### [EXERCISE INPUTS]
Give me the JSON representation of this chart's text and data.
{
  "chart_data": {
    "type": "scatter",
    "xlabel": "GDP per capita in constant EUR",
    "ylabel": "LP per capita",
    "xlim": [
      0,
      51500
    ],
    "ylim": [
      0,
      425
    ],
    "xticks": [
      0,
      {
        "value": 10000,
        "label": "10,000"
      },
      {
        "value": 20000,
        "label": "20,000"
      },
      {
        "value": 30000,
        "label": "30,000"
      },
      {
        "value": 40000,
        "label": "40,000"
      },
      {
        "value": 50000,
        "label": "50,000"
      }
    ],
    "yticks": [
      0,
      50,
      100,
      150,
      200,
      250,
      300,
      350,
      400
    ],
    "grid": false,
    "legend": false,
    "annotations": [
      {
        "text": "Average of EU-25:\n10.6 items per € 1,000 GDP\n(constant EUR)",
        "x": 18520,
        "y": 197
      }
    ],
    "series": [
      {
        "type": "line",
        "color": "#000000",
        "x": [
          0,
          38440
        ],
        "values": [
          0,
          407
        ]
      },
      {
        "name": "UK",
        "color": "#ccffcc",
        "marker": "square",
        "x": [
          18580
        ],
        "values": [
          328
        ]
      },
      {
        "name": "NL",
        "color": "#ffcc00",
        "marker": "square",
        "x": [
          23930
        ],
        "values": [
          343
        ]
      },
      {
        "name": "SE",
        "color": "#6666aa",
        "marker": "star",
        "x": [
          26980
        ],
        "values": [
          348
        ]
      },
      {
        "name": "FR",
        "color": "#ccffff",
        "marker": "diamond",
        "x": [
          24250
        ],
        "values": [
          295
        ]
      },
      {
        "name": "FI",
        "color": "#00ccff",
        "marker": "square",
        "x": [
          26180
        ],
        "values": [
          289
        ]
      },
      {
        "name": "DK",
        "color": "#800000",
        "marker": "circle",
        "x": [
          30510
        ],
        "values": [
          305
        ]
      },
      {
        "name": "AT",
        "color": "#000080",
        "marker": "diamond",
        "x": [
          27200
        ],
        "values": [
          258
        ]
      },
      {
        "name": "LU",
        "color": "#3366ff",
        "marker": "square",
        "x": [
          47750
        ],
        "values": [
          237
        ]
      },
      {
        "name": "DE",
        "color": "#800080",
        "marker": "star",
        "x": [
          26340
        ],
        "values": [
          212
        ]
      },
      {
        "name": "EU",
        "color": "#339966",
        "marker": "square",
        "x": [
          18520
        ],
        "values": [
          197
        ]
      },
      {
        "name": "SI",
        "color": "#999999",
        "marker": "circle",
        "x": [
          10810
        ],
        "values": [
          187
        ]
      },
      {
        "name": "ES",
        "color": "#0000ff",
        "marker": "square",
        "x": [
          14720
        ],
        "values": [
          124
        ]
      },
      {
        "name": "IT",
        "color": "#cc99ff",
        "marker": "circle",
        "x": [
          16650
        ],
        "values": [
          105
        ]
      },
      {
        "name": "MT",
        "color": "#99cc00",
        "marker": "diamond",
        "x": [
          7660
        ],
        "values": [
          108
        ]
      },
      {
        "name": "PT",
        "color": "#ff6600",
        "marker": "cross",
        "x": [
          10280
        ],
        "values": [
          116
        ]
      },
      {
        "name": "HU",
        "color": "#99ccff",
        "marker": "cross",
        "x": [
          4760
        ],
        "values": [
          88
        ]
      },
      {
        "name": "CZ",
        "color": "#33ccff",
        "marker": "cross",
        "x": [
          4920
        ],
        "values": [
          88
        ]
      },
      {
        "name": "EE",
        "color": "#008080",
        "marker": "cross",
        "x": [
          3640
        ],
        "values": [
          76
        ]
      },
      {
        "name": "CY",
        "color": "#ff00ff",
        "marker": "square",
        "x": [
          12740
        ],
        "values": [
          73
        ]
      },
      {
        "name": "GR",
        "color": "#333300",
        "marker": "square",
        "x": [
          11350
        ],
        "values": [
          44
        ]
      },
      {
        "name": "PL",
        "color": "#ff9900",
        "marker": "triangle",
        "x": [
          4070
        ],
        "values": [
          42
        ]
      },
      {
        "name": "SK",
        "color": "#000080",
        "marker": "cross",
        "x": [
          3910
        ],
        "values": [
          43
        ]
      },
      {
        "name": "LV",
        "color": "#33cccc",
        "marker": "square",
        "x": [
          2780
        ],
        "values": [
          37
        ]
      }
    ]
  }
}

### [WHAT YOU NEED TO DO]
Give the entries once more, exactly as they appear.

### [SOLUTION TO THIS EXERCISE]
Give me the JSON representation of this chart's text and data.
{
  "chart_data": {
    "type": "scatter",
    "xlabel": "GDP per capita in constant EUR",
    "ylabel": "LP per capita",
    "xlim": [
      0,
      51500
    ],
    "ylim": [
      0,
      425
    ],
    "xticks": [
      0,
      {
        "value": 10000,
        "label": "10,000"
      },
      {
        "value": 20000,
        "label": "20,000"
      },
      {
        "value": 30000,
        "label": "30,000"
      },
      {
        "value": 40000,
        "label": "40,000"
      },
      {
        "value": 50000,
        "label": "50,000"
      }
    ],
    "yticks": [
      0,
      50,
      100,
      150,
      200,
      250,
      300,
      350,
      400
    ],
    "grid": false,
    "legend": false,
    "annotations": [
      {
        "text": "Average of EU-25:\n10.6 items per € 1,000 GDP\n(constant EUR)",
        "x": 18520,
        "y": 197
      }
    ],
    "series": [
      {
        "type": "line",
        "color": "#000000",
        "x": [
          0,
          38440
        ],
        "values": [
          0,
          407
        ]
      },
      {
        "name": "UK",
        "color": "#ccffcc",
        "marker": "square",
        "x": [
          18580
        ],
        "values": [
          328
        ]
      },
      {
        "name": "NL",
        "color": "#ffcc00",
        "marker": "square",
        "x": [
          23930
        ],
        "values": [
          343
        ]
      },
      {
        "name": "SE",
        "color": "#6666aa",
        "marker": "star",
        "x": [
          26980
        ],
        "values": [
          348
        ]
      },
      {
        "name": "FR",
        "color": "#ccffff",
        "marker": "diamond",
        "x": [
          24250
        ],
        "values": [
          295
        ]
      },
      {
        "name": "FI",
        "color": "#00ccff",
        "marker": "square",
        "x": [
          26180
        ],
        "values": [
          289
        ]
      },
      {
        "name": "DK",
        "color": "#800000",
        "marker": "circle",
        "x": [
          30510
        ],
        "values": [
          305
        ]
      },
      {
        "name": "AT",
        "color": "#000080",
        "marker": "diamond",
        "x": [
          27200
        ],
        "values": [
          258
        ]
      },
      {
        "name": "LU",
        "color": "#3366ff",
        "marker": "square",
        "x": [
          47750
        ],
        "values": [
          237
        ]
      },
      {
        "name": "DE",
        "color": "#800080",
        "marker": "star",
        "x": [
          26340
        ],
        "values": [
          212
        ]
      },
      {
        "name": "EU",
        "color": "#339966",
        "marker": "square",
        "x": [
          18520
        ],
        "values": [
          197
        ]
      },
      {
        "name": "SI",
        "color": "#999999",
        "marker": "circle",
        "x": [
          10810
        ],
        "values": [
          187
        ]
      },
      {
        "name": "ES",
        "color": "#0000ff",
        "marker": "square",
        "x": [
          14720
        ],
        "values": [
          124
        ]
      },
      {
        "name": "IT",
        "color": "#cc99ff",
        "marker": "circle",
        "x": [
          16650
        ],
        "values": [
          105
        ]
      },
      {
        "name": "MT",
        "color": "#99cc00",
        "marker": "diamond",
        "x": [
          7660
        ],
        "values": [
          108
        ]
      },
      {
        "name": "PT",
        "color": "#ff6600",
        "marker": "cross",
        "x": [
          10280
        ],
        "values": [
          116
        ]
      },
      {
        "name": "HU",
        "color": "#99ccff",
        "marker": "cross",
        "x": [
          4760
        ],
        "values": [
          88
        ]
      },
      {
        "name": "CZ",
        "color": "#33ccff",
        "marker": "cross",
        "x": [
          4920
        ],
        "values": [
          88
        ]
      },
      {
        "name": "EE",
        "color": "#008080",
        "marker": "cross",
        "x": [
          3640
        ],
        "values": [
          76
        ]
      },
      {
        "name": "CY",
        "color": "#ff00ff",
        "marker": "square",
        "x": [
          12740
        ],
        "values": [
          73
        ]
      },
      {
        "name": "GR",
        "color": "#333300",
        "marker": "square",
        "x": [
          11350
        ],
        "values": [
          44
        ]
      },
      {
        "name": "PL",
        "color": "#ff9900",
        "marker": "triangle",
        "x": [
          4070
        ],
        "values": [
          42
        ]
      },
      {
        "name": "SK",
        "color": "#000080",
        "marker": "cross",
        "x": [
          3910
        ],
        "values": [
          43
        ]
      },
      {
        "name": "LV",
        "color": "#33cccc",
        "marker": "square",
        "x": [
          2780
        ],
        "values": [
          37
        ]
      }
    ]
  }
}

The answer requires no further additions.